**The data:**
/---
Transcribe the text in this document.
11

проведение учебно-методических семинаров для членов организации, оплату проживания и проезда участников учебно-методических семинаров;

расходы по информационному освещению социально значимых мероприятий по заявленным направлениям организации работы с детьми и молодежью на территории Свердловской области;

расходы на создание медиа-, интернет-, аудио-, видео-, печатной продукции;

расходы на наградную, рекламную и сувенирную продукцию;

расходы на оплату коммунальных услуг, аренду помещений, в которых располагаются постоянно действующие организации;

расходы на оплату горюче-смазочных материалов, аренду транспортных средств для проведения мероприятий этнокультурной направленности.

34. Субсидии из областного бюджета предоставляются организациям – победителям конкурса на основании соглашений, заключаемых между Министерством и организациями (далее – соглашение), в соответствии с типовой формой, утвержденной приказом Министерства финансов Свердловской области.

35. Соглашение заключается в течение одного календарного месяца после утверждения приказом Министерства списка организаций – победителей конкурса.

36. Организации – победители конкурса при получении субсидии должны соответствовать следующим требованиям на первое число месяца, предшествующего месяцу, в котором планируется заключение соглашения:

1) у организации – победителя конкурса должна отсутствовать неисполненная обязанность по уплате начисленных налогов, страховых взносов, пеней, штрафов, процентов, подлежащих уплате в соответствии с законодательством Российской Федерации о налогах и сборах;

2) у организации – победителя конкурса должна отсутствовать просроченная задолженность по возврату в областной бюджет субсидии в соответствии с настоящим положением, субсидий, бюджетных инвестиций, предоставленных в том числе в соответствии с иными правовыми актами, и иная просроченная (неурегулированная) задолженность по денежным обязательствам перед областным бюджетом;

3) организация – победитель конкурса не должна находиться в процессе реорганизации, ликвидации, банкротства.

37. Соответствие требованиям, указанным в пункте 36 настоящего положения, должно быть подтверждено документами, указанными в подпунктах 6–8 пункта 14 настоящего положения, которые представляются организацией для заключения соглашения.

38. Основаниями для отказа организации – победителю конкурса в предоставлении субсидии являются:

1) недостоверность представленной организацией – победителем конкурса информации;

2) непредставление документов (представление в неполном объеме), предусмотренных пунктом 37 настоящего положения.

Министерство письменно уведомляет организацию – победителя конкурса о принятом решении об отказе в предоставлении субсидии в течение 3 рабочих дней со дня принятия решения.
\---
**Your task:**
Each record must be returned exactly as it is written.

**Solution to the exercise:**
Transcribe the text in this document.
11

проведение учебно-методических семинаров для членов организации, оплату проживания и проезда участников учебно-методических семинаров;

расходы по информационному освещению социально значимых мероприятий по заявленным направлениям организации работы с детьми и молодежью на территории Свердловской области;

расходы на создание медиа-, интернет-, аудио-, видео-, печатной продукции;

расходы на наградную, рекламную и сувенирную продукцию;

расходы на оплату коммунальных услуг, аренду помещений, в которых располагаются постоянно действующие организации;

расходы на оплату горюче-смазочных материалов, аренду транспортных средств для проведения мероприятий этнокультурной направленности.

34. Субсидии из областного бюджета предоставляются организациям – победителям конкурса на основании соглашений, заключаемых между Министерством и организациями (далее – соглашение), в соответствии с типовой формой, утвержденной приказом Министерства финансов Свердловской области.

35. Соглашение заключается в течение одного календарного месяца после утверждения приказом Министерства списка организаций – победителей конкурса.

36. Организации – победители конкурса при получении субсидии должны соответствовать следующим требованиям на первое число месяца, предшествующего месяцу, в котором планируется заключение соглашения:

1) у организации – победителя конкурса должна отсутствовать неисполненная обязанность по уплате начисленных налогов, страховых взносов, пеней, штрафов, процентов, подлежащих уплате в соответствии с законодательством Российской Федерации о налогах и сборах;

2) у организации – победителя конкурса должна отсутствовать просроченная задолженность по возврату в областной бюджет субсидии в соответствии с настоящим положением, субсидий, бюджетных инвестиций, предоставленных в том числе в соответствии с иными правовыми актами, и иная просроченная (неурегулированная) задолженность по денежным обязательствам перед областным бюджетом;

3) организация – победитель конкурса не должна находиться в процессе реорганизации, ликвидации, банкротства.

37. Соответствие требованиям, указанным в пункте 36 настоящего положения, должно быть подтверждено документами, указанными в подпунктах 6–8 пункта 14 настоящего положения, которые представляются организацией для заключения соглашения.

38. Основаниями для отказа организации – победителю конкурса в предоставлении субсидии являются:

1) недостоверность представленной организацией – победителем конкурса информации;

2) непредставление документов (представление в неполном объеме), предусмотренных пунктом 37 настоящего положения.

Министерство письменно уведомляет организацию – победителя конкурса о принятом решении об отказе в предоставлении субсидии в течение 3 рабочих дней со дня принятия решения.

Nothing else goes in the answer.